Return the whole listing below line for line and unchanged, but leave out the pictures.

## Start Available records

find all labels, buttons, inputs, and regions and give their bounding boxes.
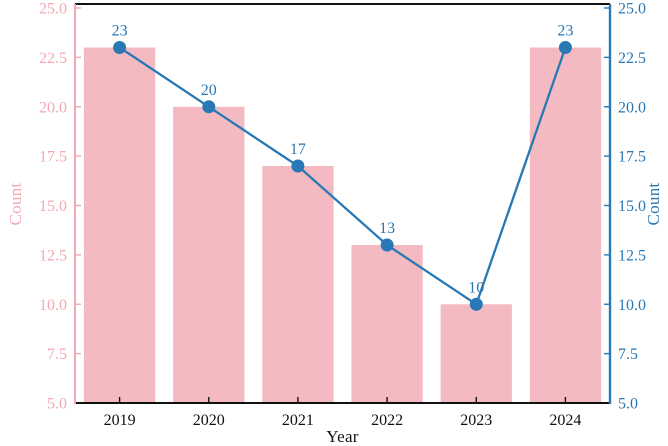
x-tick-label-2020: 2020 <box>193 412 225 429</box>
right-y-tick-label: 20.0 <box>618 99 646 116</box>
bar-2021 <box>262 166 334 403</box>
right-y-tick-label: 5.0 <box>618 396 638 413</box>
left-y-tick-label: 25.0 <box>39 1 67 18</box>
left-y-tick-label: 15.0 <box>39 198 67 215</box>
right-y-tick-label: 10.0 <box>618 297 646 314</box>
marker-2023 <box>469 297 483 311</box>
left-y-tick-label: 5.0 <box>47 396 67 413</box>
left-y-tick-label: 20.0 <box>39 99 67 116</box>
bar-2024 <box>529 47 602 403</box>
marker-2024 <box>558 41 572 54</box>
right-y-tick-label: 7.5 <box>618 346 638 363</box>
point-label-2023: 10 <box>468 279 484 296</box>
marker-2021 <box>291 159 305 173</box>
left-y-axis-title: Count <box>6 182 25 226</box>
marker-2022 <box>380 238 394 252</box>
point-label-2020: 20 <box>201 82 217 99</box>
x-axis-title: Year <box>326 427 359 446</box>
right-y-tick-label: 15.0 <box>618 198 646 215</box>
bar-2020 <box>173 106 245 404</box>
right-y-tick-label: 17.5 <box>618 149 646 166</box>
right-y-tick-label: 25.0 <box>618 1 646 18</box>
count-line <box>118 46 567 306</box>
x-tick-label-2023: 2023 <box>460 412 492 429</box>
left-y-tick-label: 12.5 <box>39 247 67 264</box>
x-tick-label-2024: 2024 <box>549 412 581 429</box>
x-tick-label-2022: 2022 <box>371 412 403 429</box>
point-label-2024: 23 <box>557 23 573 40</box>
point-label-2019: 23 <box>112 23 128 40</box>
point-label-2021: 17 <box>290 141 306 158</box>
marker-2019 <box>113 41 127 54</box>
x-tick-label-2019: 2019 <box>104 412 136 429</box>
left-y-tick-label: 22.5 <box>39 50 67 67</box>
bar-2019 <box>83 47 156 403</box>
point-label-2022: 13 <box>379 220 395 237</box>
left-y-tick-label: 7.5 <box>47 346 67 363</box>
left-y-tick-label: 17.5 <box>39 149 67 166</box>
bar-2022 <box>351 245 423 403</box>
right-y-tick-label: 22.5 <box>618 50 646 67</box>
right-y-tick-label: 12.5 <box>618 247 646 264</box>
right-y-axis-title: Count <box>644 182 663 226</box>
bar-2023 <box>440 304 512 404</box>
x-tick-label-2021: 2021 <box>282 412 314 429</box>
marker-2020 <box>202 100 216 114</box>
left-y-tick-label: 10.0 <box>39 297 67 314</box>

## End Available records

■ Final answer ■
find all labels, buttons, inputs, and regions and give their bounding boxes.
x-tick-label-2020: 2020 <box>193 412 225 429</box>
right-y-tick-label: 20.0 <box>618 99 646 116</box>
bar-2021 <box>262 166 334 403</box>
right-y-tick-label: 5.0 <box>618 396 638 413</box>
left-y-tick-label: 25.0 <box>39 1 67 18</box>
left-y-tick-label: 15.0 <box>39 198 67 215</box>
right-y-tick-label: 10.0 <box>618 297 646 314</box>
marker-2023 <box>469 297 483 311</box>
left-y-tick-label: 5.0 <box>47 396 67 413</box>
left-y-tick-label: 20.0 <box>39 99 67 116</box>
bar-2024 <box>529 47 602 403</box>
marker-2024 <box>558 41 572 54</box>
right-y-tick-label: 7.5 <box>618 346 638 363</box>
point-label-2023: 10 <box>468 279 484 296</box>
marker-2021 <box>291 159 305 173</box>
left-y-axis-title: Count <box>6 182 25 226</box>
marker-2022 <box>380 238 394 252</box>
point-label-2020: 20 <box>201 82 217 99</box>
x-axis-title: Year <box>326 427 359 446</box>
right-y-tick-label: 15.0 <box>618 198 646 215</box>
bar-2020 <box>173 106 245 404</box>
right-y-tick-label: 17.5 <box>618 149 646 166</box>
right-y-tick-label: 25.0 <box>618 1 646 18</box>
count-line <box>118 46 567 306</box>
x-tick-label-2023: 2023 <box>460 412 492 429</box>
left-y-tick-label: 12.5 <box>39 247 67 264</box>
x-tick-label-2024: 2024 <box>549 412 581 429</box>
x-tick-label-2022: 2022 <box>371 412 403 429</box>
point-label-2024: 23 <box>557 23 573 40</box>
point-label-2019: 23 <box>112 23 128 40</box>
point-label-2021: 17 <box>290 141 306 158</box>
marker-2019 <box>113 41 127 54</box>
x-tick-label-2019: 2019 <box>104 412 136 429</box>
left-y-tick-label: 22.5 <box>39 50 67 67</box>
bar-2019 <box>83 47 156 403</box>
point-label-2022: 13 <box>379 220 395 237</box>
left-y-tick-label: 7.5 <box>47 346 67 363</box>
left-y-tick-label: 17.5 <box>39 149 67 166</box>
bar-2022 <box>351 245 423 403</box>
right-y-tick-label: 22.5 <box>618 50 646 67</box>
right-y-tick-label: 12.5 <box>618 247 646 264</box>
right-y-axis-title: Count <box>644 182 663 226</box>
bar-2023 <box>440 304 512 404</box>
x-tick-label-2021: 2021 <box>282 412 314 429</box>
marker-2020 <box>202 100 216 114</box>
left-y-tick-label: 10.0 <box>39 297 67 314</box>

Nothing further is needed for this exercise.